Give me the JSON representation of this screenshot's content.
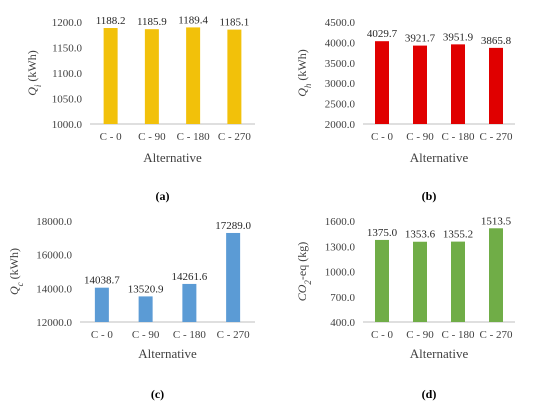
{
  "chart_data": [
    {
      "type": "bar",
      "panel": "(a)",
      "ylabel_main": "Q",
      "ylabel_sub": "i",
      "ylabel_unit": " (kWh)",
      "xlabel": "Alternative",
      "categories": [
        "C - 0",
        "C - 90",
        "C - 180",
        "C - 270"
      ],
      "values": [
        1188.2,
        1185.9,
        1189.4,
        1185.1
      ],
      "value_labels": [
        "1188.2",
        "1185.9",
        "1189.4",
        "1185.1"
      ],
      "ylim": [
        1000,
        1200
      ],
      "yticks": [
        "1000.0",
        "1050.0",
        "1100.0",
        "1150.0",
        "1200.0"
      ],
      "color": "#f2c10a",
      "grid": false
    },
    {
      "type": "bar",
      "panel": "(b)",
      "ylabel_main": "Q",
      "ylabel_sub": "h",
      "ylabel_unit": " (kWh)",
      "xlabel": "Alternative",
      "categories": [
        "C - 0",
        "C - 90",
        "C - 180",
        "C - 270"
      ],
      "values": [
        4029.7,
        3921.7,
        3951.9,
        3865.8
      ],
      "value_labels": [
        "4029.7",
        "3921.7",
        "3951.9",
        "3865.8"
      ],
      "ylim": [
        2000,
        4500
      ],
      "yticks": [
        "2000.0",
        "2500.0",
        "3000.0",
        "3500.0",
        "4000.0",
        "4500.0"
      ],
      "color": "#e00000",
      "grid": false
    },
    {
      "type": "bar",
      "panel": "(c)",
      "ylabel_main": "Q",
      "ylabel_sub": "c",
      "ylabel_unit": " (kWh)",
      "xlabel": "Alternative",
      "categories": [
        "C - 0",
        "C - 90",
        "C - 180",
        "C - 270"
      ],
      "values": [
        14038.7,
        13520.9,
        14261.6,
        17289.0
      ],
      "value_labels": [
        "14038.7",
        "13520.9",
        "14261.6",
        "17289.0"
      ],
      "ylim": [
        12000,
        18000
      ],
      "yticks": [
        "12000.0",
        "14000.0",
        "16000.0",
        "18000.0"
      ],
      "color": "#5b9bd5",
      "grid": false
    },
    {
      "type": "bar",
      "panel": "(d)",
      "ylabel_main": "CO",
      "ylabel_sub": "2",
      "ylabel_unit": "-eq (kg)",
      "xlabel": "Alternative",
      "categories": [
        "C - 0",
        "C - 90",
        "C - 180",
        "C - 270"
      ],
      "values": [
        1375.0,
        1353.6,
        1355.2,
        1513.5
      ],
      "value_labels": [
        "1375.0",
        "1353.6",
        "1355.2",
        "1513.5"
      ],
      "ylim": [
        400,
        1600
      ],
      "yticks": [
        "400.0",
        "700.0",
        "1000.0",
        "1300.0",
        "1600.0"
      ],
      "color": "#70ad47",
      "grid": false
    }
  ]
}
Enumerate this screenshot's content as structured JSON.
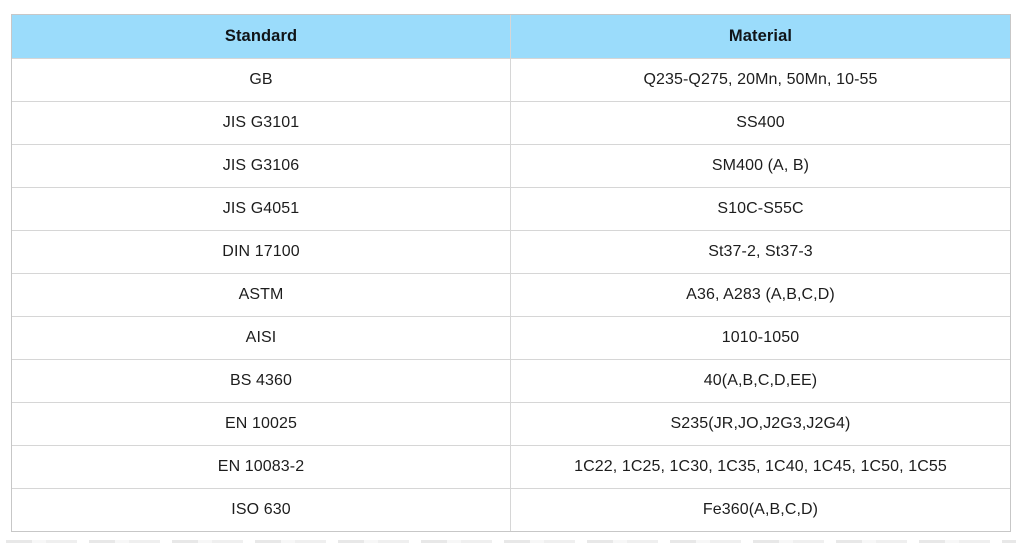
{
  "table": {
    "columns": [
      {
        "label": "Standard"
      },
      {
        "label": "Material"
      }
    ],
    "rows": [
      {
        "standard": "GB",
        "material": "Q235-Q275, 20Mn, 50Mn, 10-55"
      },
      {
        "standard": "JIS G3101",
        "material": "SS400"
      },
      {
        "standard": "JIS G3106",
        "material": "SM400 (A, B)"
      },
      {
        "standard": "JIS G4051",
        "material": "S10C-S55C"
      },
      {
        "standard": "DIN 17100",
        "material": "St37-2, St37-3"
      },
      {
        "standard": "ASTM",
        "material": "A36, A283 (A,B,C,D)"
      },
      {
        "standard": "AISI",
        "material": "1010-1050"
      },
      {
        "standard": "BS 4360",
        "material": "40(A,B,C,D,EE)"
      },
      {
        "standard": "EN 10025",
        "material": "S235(JR,JO,J2G3,J2G4)"
      },
      {
        "standard": "EN 10083-2",
        "material": "1C22, 1C25, 1C30, 1C35, 1C40, 1C45, 1C50, 1C55"
      },
      {
        "standard": "ISO 630",
        "material": "Fe360(A,B,C,D)"
      }
    ],
    "colors": {
      "header_bg": "#9bdcfb",
      "border": "#d6d6d6",
      "outer_border": "#c7c7c7",
      "text": "#1d1d1d"
    }
  }
}
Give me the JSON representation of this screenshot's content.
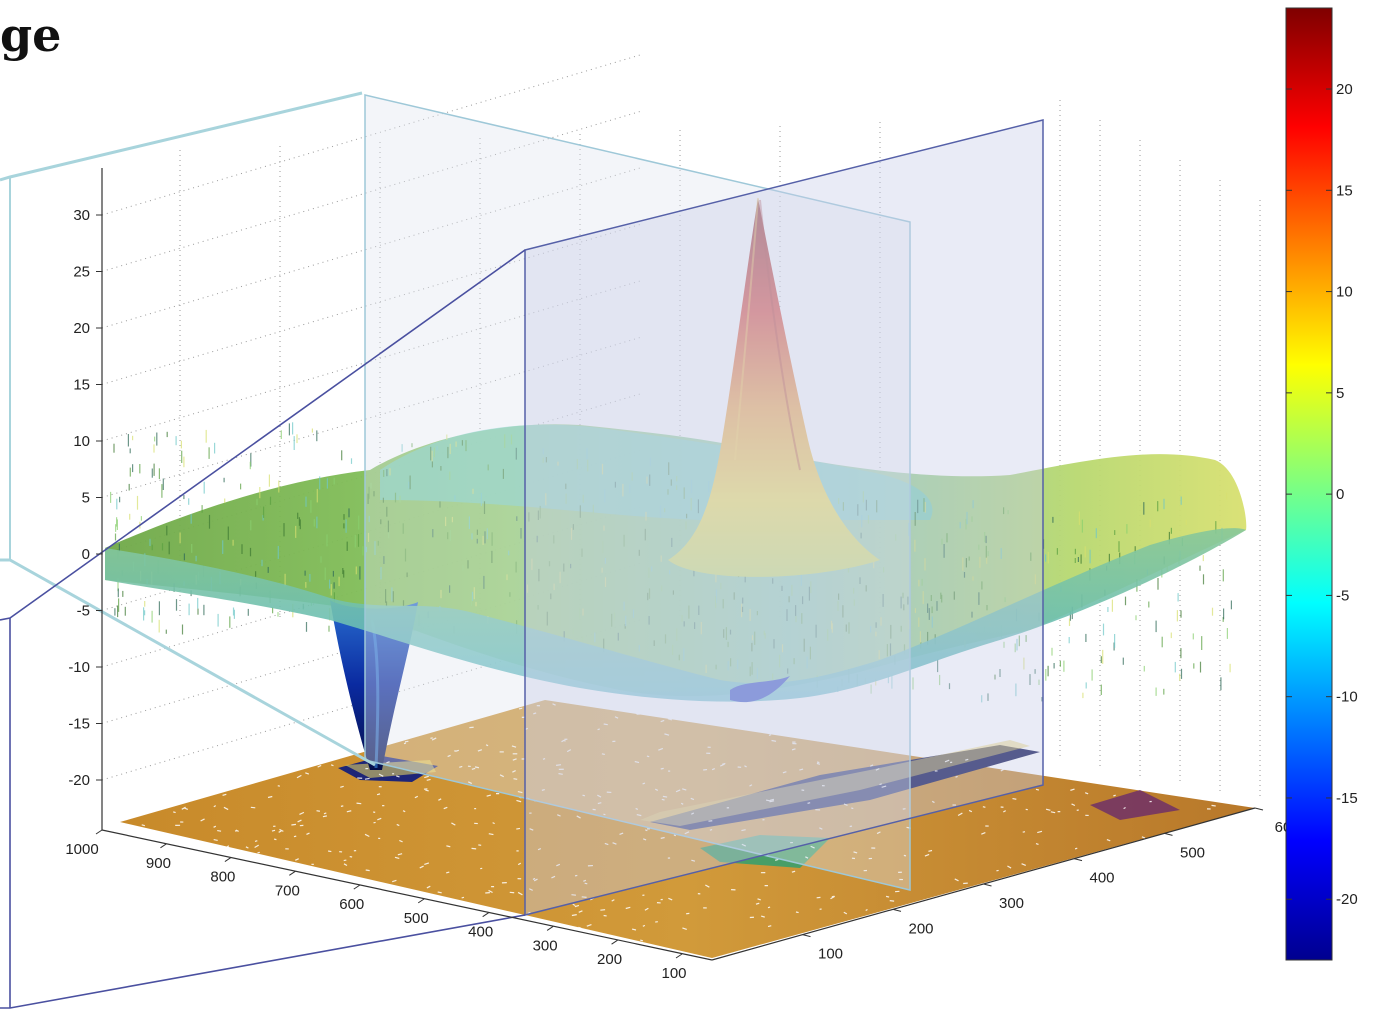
{
  "title": "ge",
  "chart_data": {
    "type": "surface",
    "description_surface": "noisy 3D surface with one positive peak and one negative pit, with a projected contour map on the base",
    "z_ticks": [
      "-20",
      "-15",
      "-10",
      "-5",
      "0",
      "5",
      "10",
      "15",
      "20",
      "25",
      "30"
    ],
    "x_ticks": [
      "1000",
      "900",
      "800",
      "700",
      "600",
      "500",
      "400",
      "300",
      "200",
      "100"
    ],
    "y_ticks": [
      "100",
      "200",
      "300",
      "400",
      "500",
      "60"
    ],
    "zlim": [
      -20,
      30
    ],
    "xlim": [
      0,
      1000
    ],
    "ylim": [
      0,
      600
    ],
    "baseline_level": 0,
    "features": [
      {
        "name": "peak",
        "x": 470,
        "y": 300,
        "z": 32
      },
      {
        "name": "pit",
        "x": 900,
        "y": 460,
        "z": -21
      }
    ],
    "colorbar": {
      "ticks": [
        "20",
        "15",
        "10",
        "5",
        "0",
        "-5",
        "-10",
        "-15",
        "-20"
      ],
      "range": [
        -23,
        24
      ],
      "colormap": "jet"
    },
    "grid": true
  }
}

Exercise objective: Reproduce every line of the material precisely, omitting its pictures.

Result for this exercise:
Give me the JSON representation of this screenshot's content.
{
  "chart_data": [
    {
      "type": "bar",
      "panel": "(a)",
      "ylabel_main": "Q",
      "ylabel_sub": "i",
      "ylabel_unit": " (kWh)",
      "xlabel": "Alternative",
      "categories": [
        "C - 0",
        "C - 90",
        "C - 180",
        "C - 270"
      ],
      "values": [
        1188.2,
        1185.9,
        1189.4,
        1185.1
      ],
      "value_labels": [
        "1188.2",
        "1185.9",
        "1189.4",
        "1185.1"
      ],
      "ylim": [
        1000,
        1200
      ],
      "yticks": [
        "1000.0",
        "1050.0",
        "1100.0",
        "1150.0",
        "1200.0"
      ],
      "color": "#f2c10a",
      "grid": false
    },
    {
      "type": "bar",
      "panel": "(b)",
      "ylabel_main": "Q",
      "ylabel_sub": "h",
      "ylabel_unit": " (kWh)",
      "xlabel": "Alternative",
      "categories": [
        "C - 0",
        "C - 90",
        "C - 180",
        "C - 270"
      ],
      "values": [
        4029.7,
        3921.7,
        3951.9,
        3865.8
      ],
      "value_labels": [
        "4029.7",
        "3921.7",
        "3951.9",
        "3865.8"
      ],
      "ylim": [
        2000,
        4500
      ],
      "yticks": [
        "2000.0",
        "2500.0",
        "3000.0",
        "3500.0",
        "4000.0",
        "4500.0"
      ],
      "color": "#e00000",
      "grid": false
    },
    {
      "type": "bar",
      "panel": "(c)",
      "ylabel_main": "Q",
      "ylabel_sub": "c",
      "ylabel_unit": " (kWh)",
      "xlabel": "Alternative",
      "categories": [
        "C - 0",
        "C - 90",
        "C - 180",
        "C - 270"
      ],
      "values": [
        14038.7,
        13520.9,
        14261.6,
        17289.0
      ],
      "value_labels": [
        "14038.7",
        "13520.9",
        "14261.6",
        "17289.0"
      ],
      "ylim": [
        12000,
        18000
      ],
      "yticks": [
        "12000.0",
        "14000.0",
        "16000.0",
        "18000.0"
      ],
      "color": "#5b9bd5",
      "grid": false
    },
    {
      "type": "bar",
      "panel": "(d)",
      "ylabel_main": "CO",
      "ylabel_sub": "2",
      "ylabel_unit": "-eq (kg)",
      "xlabel": "Alternative",
      "categories": [
        "C - 0",
        "C - 90",
        "C - 180",
        "C - 270"
      ],
      "values": [
        1375.0,
        1353.6,
        1355.2,
        1513.5
      ],
      "value_labels": [
        "1375.0",
        "1353.6",
        "1355.2",
        "1513.5"
      ],
      "ylim": [
        400,
        1600
      ],
      "yticks": [
        "400.0",
        "700.0",
        "1000.0",
        "1300.0",
        "1600.0"
      ],
      "color": "#70ad47",
      "grid": false
    }
  ]
}
Enumerate this screenshot's content as structured JSON.
{
  "table": {
    "columns": [
      {
        "label": "Standard"
      },
      {
        "label": "Material"
      }
    ],
    "rows": [
      {
        "standard": "GB",
        "material": "Q235-Q275, 20Mn, 50Mn, 10-55"
      },
      {
        "standard": "JIS G3101",
        "material": "SS400"
      },
      {
        "standard": "JIS G3106",
        "material": "SM400 (A, B)"
      },
      {
        "standard": "JIS G4051",
        "material": "S10C-S55C"
      },
      {
        "standard": "DIN 17100",
        "material": "St37-2, St37-3"
      },
      {
        "standard": "ASTM",
        "material": "A36, A283 (A,B,C,D)"
      },
      {
        "standard": "AISI",
        "material": "1010-1050"
      },
      {
        "standard": "BS 4360",
        "material": "40(A,B,C,D,EE)"
      },
      {
        "standard": "EN 10025",
        "material": "S235(JR,JO,J2G3,J2G4)"
      },
      {
        "standard": "EN 10083-2",
        "material": "1C22, 1C25, 1C30, 1C35, 1C40, 1C45, 1C50, 1C55"
      },
      {
        "standard": "ISO 630",
        "material": "Fe360(A,B,C,D)"
      }
    ],
    "colors": {
      "header_bg": "#9bdcfb",
      "border": "#d6d6d6",
      "outer_border": "#c7c7c7",
      "text": "#1d1d1d"
    }
  }
}
Give me the JSON representation of this screenshot's content.
{
  "title": "ge",
  "chart_data": {
    "type": "surface",
    "description_surface": "noisy 3D surface with one positive peak and one negative pit, with a projected contour map on the base",
    "z_ticks": [
      "-20",
      "-15",
      "-10",
      "-5",
      "0",
      "5",
      "10",
      "15",
      "20",
      "25",
      "30"
    ],
    "x_ticks": [
      "1000",
      "900",
      "800",
      "700",
      "600",
      "500",
      "400",
      "300",
      "200",
      "100"
    ],
    "y_ticks": [
      "100",
      "200",
      "300",
      "400",
      "500",
      "60"
    ],
    "zlim": [
      -20,
      30
    ],
    "xlim": [
      0,
      1000
    ],
    "ylim": [
      0,
      600
    ],
    "baseline_level": 0,
    "features": [
      {
        "name": "peak",
        "x": 470,
        "y": 300,
        "z": 32
      },
      {
        "name": "pit",
        "x": 900,
        "y": 460,
        "z": -21
      }
    ],
    "colorbar": {
      "ticks": [
        "20",
        "15",
        "10",
        "5",
        "0",
        "-5",
        "-10",
        "-15",
        "-20"
      ],
      "range": [
        -23,
        24
      ],
      "colormap": "jet"
    },
    "grid": true
  }
}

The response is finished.